§ Exercise aim
Copy out the lines that include the word "rlat".

§ Available data
--

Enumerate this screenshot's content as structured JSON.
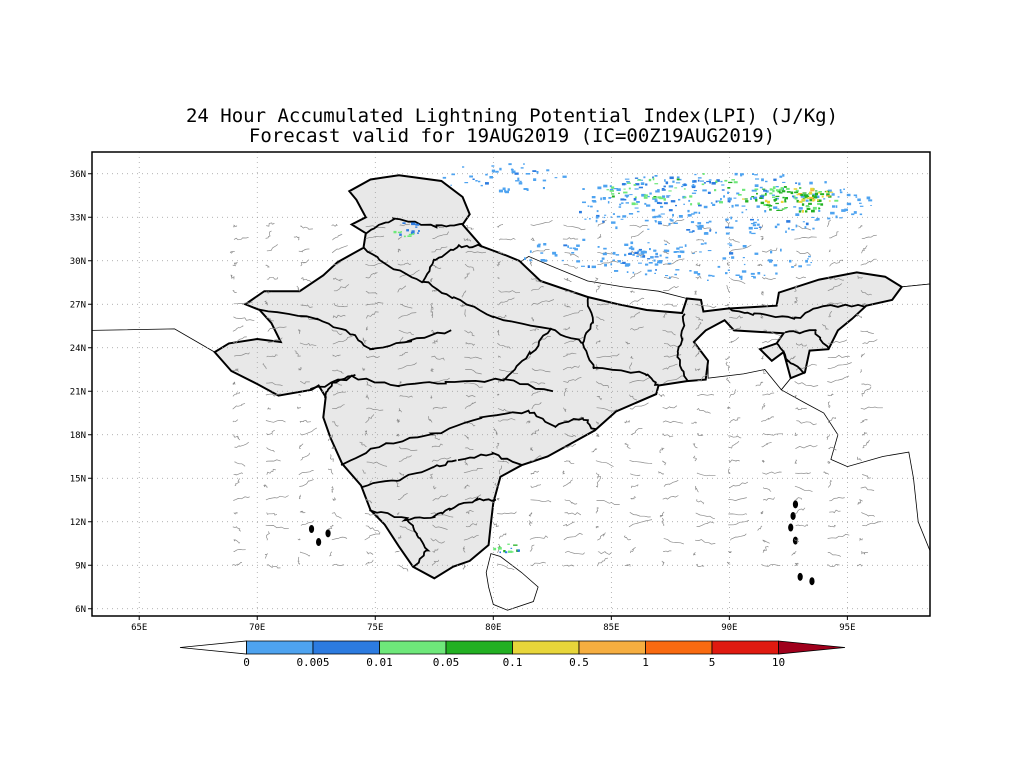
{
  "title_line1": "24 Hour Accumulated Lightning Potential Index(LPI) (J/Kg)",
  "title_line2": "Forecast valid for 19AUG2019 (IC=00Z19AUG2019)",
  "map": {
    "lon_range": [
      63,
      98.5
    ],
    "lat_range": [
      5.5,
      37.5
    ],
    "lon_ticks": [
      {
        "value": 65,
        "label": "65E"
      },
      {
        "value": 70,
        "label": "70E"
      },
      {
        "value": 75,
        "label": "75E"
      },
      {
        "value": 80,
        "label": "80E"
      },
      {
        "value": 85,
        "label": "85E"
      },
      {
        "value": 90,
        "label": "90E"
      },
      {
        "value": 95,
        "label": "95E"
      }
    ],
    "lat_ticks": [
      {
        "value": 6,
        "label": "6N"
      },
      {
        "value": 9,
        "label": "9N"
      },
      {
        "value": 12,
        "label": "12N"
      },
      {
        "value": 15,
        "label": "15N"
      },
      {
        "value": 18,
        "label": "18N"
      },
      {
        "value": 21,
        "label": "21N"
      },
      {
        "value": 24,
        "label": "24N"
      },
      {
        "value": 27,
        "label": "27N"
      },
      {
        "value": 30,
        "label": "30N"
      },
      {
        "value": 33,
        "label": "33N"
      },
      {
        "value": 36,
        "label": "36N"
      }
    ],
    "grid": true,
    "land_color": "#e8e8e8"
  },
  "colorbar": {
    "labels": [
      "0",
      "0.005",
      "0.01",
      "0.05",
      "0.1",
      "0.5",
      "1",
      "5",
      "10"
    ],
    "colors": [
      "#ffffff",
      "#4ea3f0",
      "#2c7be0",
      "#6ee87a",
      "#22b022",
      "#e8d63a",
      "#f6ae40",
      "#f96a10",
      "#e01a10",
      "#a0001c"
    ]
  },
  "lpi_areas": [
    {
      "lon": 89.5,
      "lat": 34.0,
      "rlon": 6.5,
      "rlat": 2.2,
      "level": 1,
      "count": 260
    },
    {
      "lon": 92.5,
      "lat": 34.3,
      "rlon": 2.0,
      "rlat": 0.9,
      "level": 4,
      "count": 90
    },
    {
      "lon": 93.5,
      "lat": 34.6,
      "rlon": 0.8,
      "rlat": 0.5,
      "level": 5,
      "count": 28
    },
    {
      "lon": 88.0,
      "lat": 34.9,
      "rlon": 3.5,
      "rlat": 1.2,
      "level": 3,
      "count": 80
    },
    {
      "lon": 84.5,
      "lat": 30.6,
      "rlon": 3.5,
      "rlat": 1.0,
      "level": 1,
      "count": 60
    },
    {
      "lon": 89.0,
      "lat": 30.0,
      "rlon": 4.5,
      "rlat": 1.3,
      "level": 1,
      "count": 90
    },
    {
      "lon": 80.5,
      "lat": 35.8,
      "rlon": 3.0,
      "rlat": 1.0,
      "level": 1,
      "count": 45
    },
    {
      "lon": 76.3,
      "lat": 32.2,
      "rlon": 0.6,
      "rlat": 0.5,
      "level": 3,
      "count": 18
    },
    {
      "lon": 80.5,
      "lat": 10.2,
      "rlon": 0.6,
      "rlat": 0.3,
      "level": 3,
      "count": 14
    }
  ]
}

--

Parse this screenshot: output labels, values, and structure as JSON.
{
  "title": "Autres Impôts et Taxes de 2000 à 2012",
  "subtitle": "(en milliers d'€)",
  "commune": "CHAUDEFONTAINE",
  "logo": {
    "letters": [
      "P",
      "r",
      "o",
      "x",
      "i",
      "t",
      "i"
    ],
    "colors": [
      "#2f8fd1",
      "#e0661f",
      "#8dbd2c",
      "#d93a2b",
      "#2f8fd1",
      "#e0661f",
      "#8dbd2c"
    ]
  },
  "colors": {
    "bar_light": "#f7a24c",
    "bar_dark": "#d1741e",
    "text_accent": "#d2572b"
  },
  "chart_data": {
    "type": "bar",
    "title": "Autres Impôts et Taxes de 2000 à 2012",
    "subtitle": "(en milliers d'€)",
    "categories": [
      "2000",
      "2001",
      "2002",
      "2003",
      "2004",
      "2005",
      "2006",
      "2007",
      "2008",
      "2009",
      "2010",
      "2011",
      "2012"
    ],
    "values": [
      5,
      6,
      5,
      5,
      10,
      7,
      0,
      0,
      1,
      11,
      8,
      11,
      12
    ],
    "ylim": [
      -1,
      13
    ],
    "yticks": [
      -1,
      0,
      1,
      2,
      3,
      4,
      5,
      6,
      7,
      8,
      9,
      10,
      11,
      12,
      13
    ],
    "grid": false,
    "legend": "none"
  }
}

--

§ The result
      "rlat": 2.2,
      "rlat": 0.9,
      "rlat": 0.5,
      "rlat": 1.2,
      "rlat": 1.0,
      "rlat": 1.3,
      "rlat": 1.0,
      "rlat": 0.5,
      "rlat": 0.3,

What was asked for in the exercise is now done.